[Start Given data]

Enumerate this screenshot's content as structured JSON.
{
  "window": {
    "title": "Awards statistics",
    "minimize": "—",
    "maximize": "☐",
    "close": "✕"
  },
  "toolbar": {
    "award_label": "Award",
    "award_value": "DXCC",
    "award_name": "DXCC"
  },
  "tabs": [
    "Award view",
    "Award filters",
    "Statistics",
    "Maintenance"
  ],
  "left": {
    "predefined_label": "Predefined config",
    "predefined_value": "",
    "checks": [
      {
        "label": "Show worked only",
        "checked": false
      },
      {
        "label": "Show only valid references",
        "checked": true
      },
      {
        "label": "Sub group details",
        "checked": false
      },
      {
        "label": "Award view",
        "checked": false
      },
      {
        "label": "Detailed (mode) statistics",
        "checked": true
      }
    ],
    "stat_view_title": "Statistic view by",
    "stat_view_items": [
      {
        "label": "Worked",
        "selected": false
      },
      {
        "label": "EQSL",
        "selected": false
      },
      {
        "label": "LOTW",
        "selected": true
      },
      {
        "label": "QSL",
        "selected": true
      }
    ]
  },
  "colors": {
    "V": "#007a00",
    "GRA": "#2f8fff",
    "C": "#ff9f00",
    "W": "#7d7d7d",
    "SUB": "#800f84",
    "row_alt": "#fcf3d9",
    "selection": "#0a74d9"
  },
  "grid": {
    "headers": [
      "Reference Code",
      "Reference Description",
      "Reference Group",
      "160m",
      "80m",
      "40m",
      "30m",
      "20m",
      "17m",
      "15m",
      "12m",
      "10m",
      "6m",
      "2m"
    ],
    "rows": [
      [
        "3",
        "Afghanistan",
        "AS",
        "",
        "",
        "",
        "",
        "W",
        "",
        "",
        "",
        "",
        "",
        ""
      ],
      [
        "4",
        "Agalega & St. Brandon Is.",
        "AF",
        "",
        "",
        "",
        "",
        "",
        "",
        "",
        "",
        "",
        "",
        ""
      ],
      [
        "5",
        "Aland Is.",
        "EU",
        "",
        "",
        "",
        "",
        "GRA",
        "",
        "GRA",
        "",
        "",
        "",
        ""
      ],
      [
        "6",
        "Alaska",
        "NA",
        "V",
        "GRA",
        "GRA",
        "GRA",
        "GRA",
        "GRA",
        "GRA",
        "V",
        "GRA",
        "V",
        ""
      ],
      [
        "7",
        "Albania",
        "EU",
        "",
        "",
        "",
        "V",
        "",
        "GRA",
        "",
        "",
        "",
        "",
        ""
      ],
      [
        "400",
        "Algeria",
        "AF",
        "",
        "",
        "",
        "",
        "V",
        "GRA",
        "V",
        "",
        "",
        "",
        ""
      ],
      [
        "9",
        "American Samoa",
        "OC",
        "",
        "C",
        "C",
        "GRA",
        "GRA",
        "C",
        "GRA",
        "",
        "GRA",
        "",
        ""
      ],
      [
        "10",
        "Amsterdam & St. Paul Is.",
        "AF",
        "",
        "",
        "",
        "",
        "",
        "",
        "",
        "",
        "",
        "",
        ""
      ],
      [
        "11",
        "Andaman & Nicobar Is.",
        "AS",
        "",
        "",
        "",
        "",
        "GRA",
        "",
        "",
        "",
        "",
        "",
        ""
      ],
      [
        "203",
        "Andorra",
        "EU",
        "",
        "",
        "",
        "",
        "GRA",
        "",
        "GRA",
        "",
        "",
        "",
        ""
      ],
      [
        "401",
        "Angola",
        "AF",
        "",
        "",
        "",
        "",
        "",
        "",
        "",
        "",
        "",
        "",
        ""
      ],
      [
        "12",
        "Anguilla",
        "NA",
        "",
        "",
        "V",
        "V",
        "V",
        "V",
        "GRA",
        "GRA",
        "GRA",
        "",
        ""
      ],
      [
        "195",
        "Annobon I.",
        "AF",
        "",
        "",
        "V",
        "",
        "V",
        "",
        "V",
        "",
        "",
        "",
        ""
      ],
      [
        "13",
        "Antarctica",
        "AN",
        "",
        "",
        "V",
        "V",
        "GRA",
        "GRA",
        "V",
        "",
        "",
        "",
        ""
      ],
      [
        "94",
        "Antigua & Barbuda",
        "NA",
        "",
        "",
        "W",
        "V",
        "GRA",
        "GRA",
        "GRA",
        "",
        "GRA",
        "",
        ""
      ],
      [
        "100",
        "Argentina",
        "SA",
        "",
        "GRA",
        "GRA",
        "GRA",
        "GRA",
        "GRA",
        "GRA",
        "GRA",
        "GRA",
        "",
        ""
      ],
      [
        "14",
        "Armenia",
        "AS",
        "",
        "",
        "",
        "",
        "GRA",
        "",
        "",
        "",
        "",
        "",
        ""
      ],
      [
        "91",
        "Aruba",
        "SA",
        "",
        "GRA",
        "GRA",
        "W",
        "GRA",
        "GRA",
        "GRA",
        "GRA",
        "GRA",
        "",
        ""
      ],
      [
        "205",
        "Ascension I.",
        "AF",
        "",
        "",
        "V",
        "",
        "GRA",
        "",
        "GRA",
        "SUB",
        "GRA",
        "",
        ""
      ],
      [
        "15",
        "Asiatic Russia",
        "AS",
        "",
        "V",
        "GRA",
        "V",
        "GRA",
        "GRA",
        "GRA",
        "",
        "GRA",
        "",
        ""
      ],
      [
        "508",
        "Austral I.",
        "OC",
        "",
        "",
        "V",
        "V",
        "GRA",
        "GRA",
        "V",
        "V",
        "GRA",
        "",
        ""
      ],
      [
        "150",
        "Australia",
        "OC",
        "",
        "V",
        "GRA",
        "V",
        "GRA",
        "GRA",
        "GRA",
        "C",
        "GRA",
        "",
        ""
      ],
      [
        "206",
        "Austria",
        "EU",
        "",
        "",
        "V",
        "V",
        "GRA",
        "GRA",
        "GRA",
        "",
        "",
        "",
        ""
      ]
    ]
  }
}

[End Given data]

• [Exercise] Give the data again, exactly as it stands.

• [Exercise solution]
Enumerate this screenshot's content as structured JSON.
{
  "window": {
    "title": "Awards statistics",
    "minimize": "—",
    "maximize": "☐",
    "close": "✕"
  },
  "toolbar": {
    "award_label": "Award",
    "award_value": "DXCC",
    "award_name": "DXCC"
  },
  "tabs": [
    "Award view",
    "Award filters",
    "Statistics",
    "Maintenance"
  ],
  "left": {
    "predefined_label": "Predefined config",
    "predefined_value": "",
    "checks": [
      {
        "label": "Show worked only",
        "checked": false
      },
      {
        "label": "Show only valid references",
        "checked": true
      },
      {
        "label": "Sub group details",
        "checked": false
      },
      {
        "label": "Award view",
        "checked": false
      },
      {
        "label": "Detailed (mode) statistics",
        "checked": true
      }
    ],
    "stat_view_title": "Statistic view by",
    "stat_view_items": [
      {
        "label": "Worked",
        "selected": false
      },
      {
        "label": "EQSL",
        "selected": false
      },
      {
        "label": "LOTW",
        "selected": true
      },
      {
        "label": "QSL",
        "selected": true
      }
    ]
  },
  "colors": {
    "V": "#007a00",
    "GRA": "#2f8fff",
    "C": "#ff9f00",
    "W": "#7d7d7d",
    "SUB": "#800f84",
    "row_alt": "#fcf3d9",
    "selection": "#0a74d9"
  },
  "grid": {
    "headers": [
      "Reference Code",
      "Reference Description",
      "Reference Group",
      "160m",
      "80m",
      "40m",
      "30m",
      "20m",
      "17m",
      "15m",
      "12m",
      "10m",
      "6m",
      "2m"
    ],
    "rows": [
      [
        "3",
        "Afghanistan",
        "AS",
        "",
        "",
        "",
        "",
        "W",
        "",
        "",
        "",
        "",
        "",
        ""
      ],
      [
        "4",
        "Agalega & St. Brandon Is.",
        "AF",
        "",
        "",
        "",
        "",
        "",
        "",
        "",
        "",
        "",
        "",
        ""
      ],
      [
        "5",
        "Aland Is.",
        "EU",
        "",
        "",
        "",
        "",
        "GRA",
        "",
        "GRA",
        "",
        "",
        "",
        ""
      ],
      [
        "6",
        "Alaska",
        "NA",
        "V",
        "GRA",
        "GRA",
        "GRA",
        "GRA",
        "GRA",
        "GRA",
        "V",
        "GRA",
        "V",
        ""
      ],
      [
        "7",
        "Albania",
        "EU",
        "",
        "",
        "",
        "V",
        "",
        "GRA",
        "",
        "",
        "",
        "",
        ""
      ],
      [
        "400",
        "Algeria",
        "AF",
        "",
        "",
        "",
        "",
        "V",
        "GRA",
        "V",
        "",
        "",
        "",
        ""
      ],
      [
        "9",
        "American Samoa",
        "OC",
        "",
        "C",
        "C",
        "GRA",
        "GRA",
        "C",
        "GRA",
        "",
        "GRA",
        "",
        ""
      ],
      [
        "10",
        "Amsterdam & St. Paul Is.",
        "AF",
        "",
        "",
        "",
        "",
        "",
        "",
        "",
        "",
        "",
        "",
        ""
      ],
      [
        "11",
        "Andaman & Nicobar Is.",
        "AS",
        "",
        "",
        "",
        "",
        "GRA",
        "",
        "",
        "",
        "",
        "",
        ""
      ],
      [
        "203",
        "Andorra",
        "EU",
        "",
        "",
        "",
        "",
        "GRA",
        "",
        "GRA",
        "",
        "",
        "",
        ""
      ],
      [
        "401",
        "Angola",
        "AF",
        "",
        "",
        "",
        "",
        "",
        "",
        "",
        "",
        "",
        "",
        ""
      ],
      [
        "12",
        "Anguilla",
        "NA",
        "",
        "",
        "V",
        "V",
        "V",
        "V",
        "GRA",
        "GRA",
        "GRA",
        "",
        ""
      ],
      [
        "195",
        "Annobon I.",
        "AF",
        "",
        "",
        "V",
        "",
        "V",
        "",
        "V",
        "",
        "",
        "",
        ""
      ],
      [
        "13",
        "Antarctica",
        "AN",
        "",
        "",
        "V",
        "V",
        "GRA",
        "GRA",
        "V",
        "",
        "",
        "",
        ""
      ],
      [
        "94",
        "Antigua & Barbuda",
        "NA",
        "",
        "",
        "W",
        "V",
        "GRA",
        "GRA",
        "GRA",
        "",
        "GRA",
        "",
        ""
      ],
      [
        "100",
        "Argentina",
        "SA",
        "",
        "GRA",
        "GRA",
        "GRA",
        "GRA",
        "GRA",
        "GRA",
        "GRA",
        "GRA",
        "",
        ""
      ],
      [
        "14",
        "Armenia",
        "AS",
        "",
        "",
        "",
        "",
        "GRA",
        "",
        "",
        "",
        "",
        "",
        ""
      ],
      [
        "91",
        "Aruba",
        "SA",
        "",
        "GRA",
        "GRA",
        "W",
        "GRA",
        "GRA",
        "GRA",
        "GRA",
        "GRA",
        "",
        ""
      ],
      [
        "205",
        "Ascension I.",
        "AF",
        "",
        "",
        "V",
        "",
        "GRA",
        "",
        "GRA",
        "SUB",
        "GRA",
        "",
        ""
      ],
      [
        "15",
        "Asiatic Russia",
        "AS",
        "",
        "V",
        "GRA",
        "V",
        "GRA",
        "GRA",
        "GRA",
        "",
        "GRA",
        "",
        ""
      ],
      [
        "508",
        "Austral I.",
        "OC",
        "",
        "",
        "V",
        "V",
        "GRA",
        "GRA",
        "V",
        "V",
        "GRA",
        "",
        ""
      ],
      [
        "150",
        "Australia",
        "OC",
        "",
        "V",
        "GRA",
        "V",
        "GRA",
        "GRA",
        "GRA",
        "C",
        "GRA",
        "",
        ""
      ],
      [
        "206",
        "Austria",
        "EU",
        "",
        "",
        "V",
        "V",
        "GRA",
        "GRA",
        "GRA",
        "",
        "",
        "",
        ""
      ]
    ]
  }
}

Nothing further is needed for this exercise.